- [What you will do]:
Identify, in the records below, every line where the string "อนหล" appears, and copy each such line.

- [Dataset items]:
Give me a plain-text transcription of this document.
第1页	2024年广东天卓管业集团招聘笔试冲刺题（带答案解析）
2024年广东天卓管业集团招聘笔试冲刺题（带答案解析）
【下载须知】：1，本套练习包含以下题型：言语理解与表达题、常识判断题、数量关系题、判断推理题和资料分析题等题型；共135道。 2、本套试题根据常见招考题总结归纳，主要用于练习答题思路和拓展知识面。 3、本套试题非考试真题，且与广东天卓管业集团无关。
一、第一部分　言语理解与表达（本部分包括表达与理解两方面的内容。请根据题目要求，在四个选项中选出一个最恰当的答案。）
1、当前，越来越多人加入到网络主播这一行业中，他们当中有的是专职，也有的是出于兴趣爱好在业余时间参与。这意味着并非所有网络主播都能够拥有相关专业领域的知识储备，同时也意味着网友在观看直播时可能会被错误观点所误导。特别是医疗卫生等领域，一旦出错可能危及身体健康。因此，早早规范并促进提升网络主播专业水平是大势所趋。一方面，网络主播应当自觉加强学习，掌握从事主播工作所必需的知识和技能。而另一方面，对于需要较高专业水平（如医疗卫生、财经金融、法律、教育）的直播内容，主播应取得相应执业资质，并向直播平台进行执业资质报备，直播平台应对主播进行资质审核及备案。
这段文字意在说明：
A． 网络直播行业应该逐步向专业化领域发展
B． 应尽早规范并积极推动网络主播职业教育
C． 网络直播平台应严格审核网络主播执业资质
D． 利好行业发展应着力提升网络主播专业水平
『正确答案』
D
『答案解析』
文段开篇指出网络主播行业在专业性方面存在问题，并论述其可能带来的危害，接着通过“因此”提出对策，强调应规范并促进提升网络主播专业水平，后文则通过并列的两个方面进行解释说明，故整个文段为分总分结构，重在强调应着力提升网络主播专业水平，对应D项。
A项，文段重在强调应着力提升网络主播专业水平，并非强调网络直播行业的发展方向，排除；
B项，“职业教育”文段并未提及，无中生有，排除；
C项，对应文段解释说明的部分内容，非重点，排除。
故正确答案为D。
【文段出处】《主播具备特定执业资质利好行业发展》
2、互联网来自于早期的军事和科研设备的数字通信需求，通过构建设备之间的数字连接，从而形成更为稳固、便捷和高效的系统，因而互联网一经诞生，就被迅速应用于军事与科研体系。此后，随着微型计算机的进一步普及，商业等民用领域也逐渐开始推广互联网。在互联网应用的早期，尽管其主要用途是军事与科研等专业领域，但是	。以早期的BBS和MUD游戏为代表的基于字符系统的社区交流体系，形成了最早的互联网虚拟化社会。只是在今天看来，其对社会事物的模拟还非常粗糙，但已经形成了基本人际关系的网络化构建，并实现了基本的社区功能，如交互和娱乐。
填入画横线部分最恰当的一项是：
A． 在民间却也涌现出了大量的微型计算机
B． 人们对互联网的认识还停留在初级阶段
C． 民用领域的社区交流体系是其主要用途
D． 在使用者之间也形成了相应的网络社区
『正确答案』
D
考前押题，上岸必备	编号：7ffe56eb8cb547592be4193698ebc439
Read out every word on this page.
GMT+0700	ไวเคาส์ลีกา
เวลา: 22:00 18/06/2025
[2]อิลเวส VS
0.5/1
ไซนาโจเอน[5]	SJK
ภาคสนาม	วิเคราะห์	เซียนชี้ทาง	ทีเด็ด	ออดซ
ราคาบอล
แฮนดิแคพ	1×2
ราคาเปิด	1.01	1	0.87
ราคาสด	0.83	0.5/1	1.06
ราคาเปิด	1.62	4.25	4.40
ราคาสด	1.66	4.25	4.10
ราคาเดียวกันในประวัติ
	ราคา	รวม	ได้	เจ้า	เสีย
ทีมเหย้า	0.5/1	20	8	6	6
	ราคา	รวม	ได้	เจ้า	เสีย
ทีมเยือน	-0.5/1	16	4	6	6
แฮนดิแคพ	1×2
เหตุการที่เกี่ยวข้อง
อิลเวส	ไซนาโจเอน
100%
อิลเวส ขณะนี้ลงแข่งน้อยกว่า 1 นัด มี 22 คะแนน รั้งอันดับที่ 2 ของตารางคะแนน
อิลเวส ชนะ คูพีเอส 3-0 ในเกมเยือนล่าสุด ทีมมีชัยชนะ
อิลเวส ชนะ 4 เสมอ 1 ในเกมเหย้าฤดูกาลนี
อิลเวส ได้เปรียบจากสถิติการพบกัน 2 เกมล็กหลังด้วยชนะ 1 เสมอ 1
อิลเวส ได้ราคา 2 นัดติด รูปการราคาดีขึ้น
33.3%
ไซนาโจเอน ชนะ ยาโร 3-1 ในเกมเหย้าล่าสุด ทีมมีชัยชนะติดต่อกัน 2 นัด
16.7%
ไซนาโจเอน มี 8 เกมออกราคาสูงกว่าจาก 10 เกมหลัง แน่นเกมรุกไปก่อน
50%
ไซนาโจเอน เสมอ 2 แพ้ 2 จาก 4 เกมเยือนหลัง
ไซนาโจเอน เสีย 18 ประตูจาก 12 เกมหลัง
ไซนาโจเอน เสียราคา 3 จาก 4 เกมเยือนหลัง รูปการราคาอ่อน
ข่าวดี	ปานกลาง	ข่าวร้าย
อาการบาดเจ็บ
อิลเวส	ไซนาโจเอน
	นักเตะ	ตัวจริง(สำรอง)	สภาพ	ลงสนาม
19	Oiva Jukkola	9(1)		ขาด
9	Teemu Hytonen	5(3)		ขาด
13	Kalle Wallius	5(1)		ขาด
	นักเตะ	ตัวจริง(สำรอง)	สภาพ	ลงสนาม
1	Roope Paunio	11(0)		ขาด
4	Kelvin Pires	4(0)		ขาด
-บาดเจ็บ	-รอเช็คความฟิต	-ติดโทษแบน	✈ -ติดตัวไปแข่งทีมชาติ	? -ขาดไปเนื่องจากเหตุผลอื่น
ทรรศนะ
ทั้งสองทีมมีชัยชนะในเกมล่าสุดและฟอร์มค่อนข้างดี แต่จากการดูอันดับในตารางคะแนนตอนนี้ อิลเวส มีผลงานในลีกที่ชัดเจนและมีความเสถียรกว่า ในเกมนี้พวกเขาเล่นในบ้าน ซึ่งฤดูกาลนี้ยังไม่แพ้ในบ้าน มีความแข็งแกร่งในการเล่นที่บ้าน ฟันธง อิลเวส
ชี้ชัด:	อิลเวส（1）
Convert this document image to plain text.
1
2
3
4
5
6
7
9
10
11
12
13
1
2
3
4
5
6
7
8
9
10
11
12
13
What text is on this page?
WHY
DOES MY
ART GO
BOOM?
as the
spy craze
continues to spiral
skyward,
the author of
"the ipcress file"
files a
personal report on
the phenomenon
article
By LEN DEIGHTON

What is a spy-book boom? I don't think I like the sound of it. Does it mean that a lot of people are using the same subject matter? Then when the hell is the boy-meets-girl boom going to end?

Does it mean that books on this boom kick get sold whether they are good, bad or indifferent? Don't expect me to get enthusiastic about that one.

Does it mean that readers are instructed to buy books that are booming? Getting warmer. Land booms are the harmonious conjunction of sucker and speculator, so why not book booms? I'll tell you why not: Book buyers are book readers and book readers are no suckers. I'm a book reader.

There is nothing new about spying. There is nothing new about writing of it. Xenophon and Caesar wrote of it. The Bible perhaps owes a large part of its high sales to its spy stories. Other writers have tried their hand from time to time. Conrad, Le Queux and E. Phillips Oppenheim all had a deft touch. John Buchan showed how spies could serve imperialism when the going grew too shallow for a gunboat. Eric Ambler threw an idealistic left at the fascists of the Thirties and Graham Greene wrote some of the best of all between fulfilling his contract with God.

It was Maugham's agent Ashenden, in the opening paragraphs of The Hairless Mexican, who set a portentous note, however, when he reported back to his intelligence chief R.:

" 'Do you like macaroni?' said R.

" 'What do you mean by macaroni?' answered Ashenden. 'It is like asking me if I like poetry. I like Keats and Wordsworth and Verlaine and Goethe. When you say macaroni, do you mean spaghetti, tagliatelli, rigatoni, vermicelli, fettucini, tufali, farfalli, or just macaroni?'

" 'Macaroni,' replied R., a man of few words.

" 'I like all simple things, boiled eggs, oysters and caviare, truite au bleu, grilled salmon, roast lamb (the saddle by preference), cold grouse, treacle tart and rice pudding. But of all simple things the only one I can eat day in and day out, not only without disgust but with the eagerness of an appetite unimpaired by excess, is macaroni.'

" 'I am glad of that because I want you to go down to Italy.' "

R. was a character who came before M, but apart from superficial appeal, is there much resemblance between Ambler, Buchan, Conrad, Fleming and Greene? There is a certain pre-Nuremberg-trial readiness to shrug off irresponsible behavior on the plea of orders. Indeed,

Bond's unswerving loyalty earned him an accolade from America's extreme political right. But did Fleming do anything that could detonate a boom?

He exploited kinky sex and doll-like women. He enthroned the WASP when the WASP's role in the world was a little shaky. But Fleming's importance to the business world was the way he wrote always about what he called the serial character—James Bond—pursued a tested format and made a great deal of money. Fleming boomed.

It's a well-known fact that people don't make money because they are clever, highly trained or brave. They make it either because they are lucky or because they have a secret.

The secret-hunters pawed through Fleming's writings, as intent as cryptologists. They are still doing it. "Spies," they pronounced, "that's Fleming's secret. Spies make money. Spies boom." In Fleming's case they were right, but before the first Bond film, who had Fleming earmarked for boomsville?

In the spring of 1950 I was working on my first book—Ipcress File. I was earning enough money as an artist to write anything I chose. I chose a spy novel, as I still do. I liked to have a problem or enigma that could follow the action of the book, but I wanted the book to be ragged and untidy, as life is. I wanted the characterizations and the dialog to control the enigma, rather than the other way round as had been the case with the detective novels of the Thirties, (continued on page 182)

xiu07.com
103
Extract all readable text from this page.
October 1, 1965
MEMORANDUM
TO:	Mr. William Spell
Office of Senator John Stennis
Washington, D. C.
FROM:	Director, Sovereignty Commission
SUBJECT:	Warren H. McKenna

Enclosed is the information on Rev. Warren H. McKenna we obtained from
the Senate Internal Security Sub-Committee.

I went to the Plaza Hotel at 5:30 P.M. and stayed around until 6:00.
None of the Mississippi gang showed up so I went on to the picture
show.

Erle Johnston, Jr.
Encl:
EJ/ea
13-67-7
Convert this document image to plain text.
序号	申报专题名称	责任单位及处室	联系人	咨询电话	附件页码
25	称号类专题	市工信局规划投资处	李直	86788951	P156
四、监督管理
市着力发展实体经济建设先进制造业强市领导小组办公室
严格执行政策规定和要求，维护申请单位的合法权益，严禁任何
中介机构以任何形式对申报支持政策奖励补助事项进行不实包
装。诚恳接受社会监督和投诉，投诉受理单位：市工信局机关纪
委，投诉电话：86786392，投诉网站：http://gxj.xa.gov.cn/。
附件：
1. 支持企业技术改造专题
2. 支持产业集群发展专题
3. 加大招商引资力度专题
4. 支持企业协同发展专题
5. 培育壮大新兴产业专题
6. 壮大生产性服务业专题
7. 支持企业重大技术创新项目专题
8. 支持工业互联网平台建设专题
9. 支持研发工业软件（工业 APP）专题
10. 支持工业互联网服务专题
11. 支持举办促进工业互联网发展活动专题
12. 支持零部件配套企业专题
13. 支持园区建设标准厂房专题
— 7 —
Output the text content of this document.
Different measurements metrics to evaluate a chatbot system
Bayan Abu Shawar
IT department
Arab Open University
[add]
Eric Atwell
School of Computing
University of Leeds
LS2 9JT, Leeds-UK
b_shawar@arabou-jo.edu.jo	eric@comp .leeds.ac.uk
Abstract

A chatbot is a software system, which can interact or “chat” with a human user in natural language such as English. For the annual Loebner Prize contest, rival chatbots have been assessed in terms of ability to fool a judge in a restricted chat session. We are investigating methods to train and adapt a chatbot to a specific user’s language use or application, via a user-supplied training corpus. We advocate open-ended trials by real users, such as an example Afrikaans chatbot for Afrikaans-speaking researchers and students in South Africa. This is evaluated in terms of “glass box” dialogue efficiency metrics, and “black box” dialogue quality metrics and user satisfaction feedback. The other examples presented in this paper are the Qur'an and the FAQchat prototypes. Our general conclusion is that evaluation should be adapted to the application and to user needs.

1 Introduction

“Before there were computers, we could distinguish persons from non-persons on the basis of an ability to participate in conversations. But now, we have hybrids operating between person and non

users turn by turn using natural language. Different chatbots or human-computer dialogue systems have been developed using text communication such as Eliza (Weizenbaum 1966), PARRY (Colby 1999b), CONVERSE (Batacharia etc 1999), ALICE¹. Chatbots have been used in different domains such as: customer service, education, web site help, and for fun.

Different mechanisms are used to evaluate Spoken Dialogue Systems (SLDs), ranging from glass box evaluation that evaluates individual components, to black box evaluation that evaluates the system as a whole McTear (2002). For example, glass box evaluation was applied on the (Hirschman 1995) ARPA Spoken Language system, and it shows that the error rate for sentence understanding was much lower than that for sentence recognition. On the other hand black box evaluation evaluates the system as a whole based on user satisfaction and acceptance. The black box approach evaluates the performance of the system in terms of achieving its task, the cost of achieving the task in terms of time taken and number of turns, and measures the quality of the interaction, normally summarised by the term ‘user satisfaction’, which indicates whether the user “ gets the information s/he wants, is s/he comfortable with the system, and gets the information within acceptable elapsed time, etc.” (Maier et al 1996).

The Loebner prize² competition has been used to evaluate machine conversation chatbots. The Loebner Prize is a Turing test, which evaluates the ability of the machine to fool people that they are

- [Output for this task]:
ไซนาโจเอน เสมอ 2 แพ้ 2 จาก 4 เกมเยือนหลัง
ไซนาโจเอน เสียราคา 3 จาก 4 เกมเยือนหลัง รูปการราคาอ่อน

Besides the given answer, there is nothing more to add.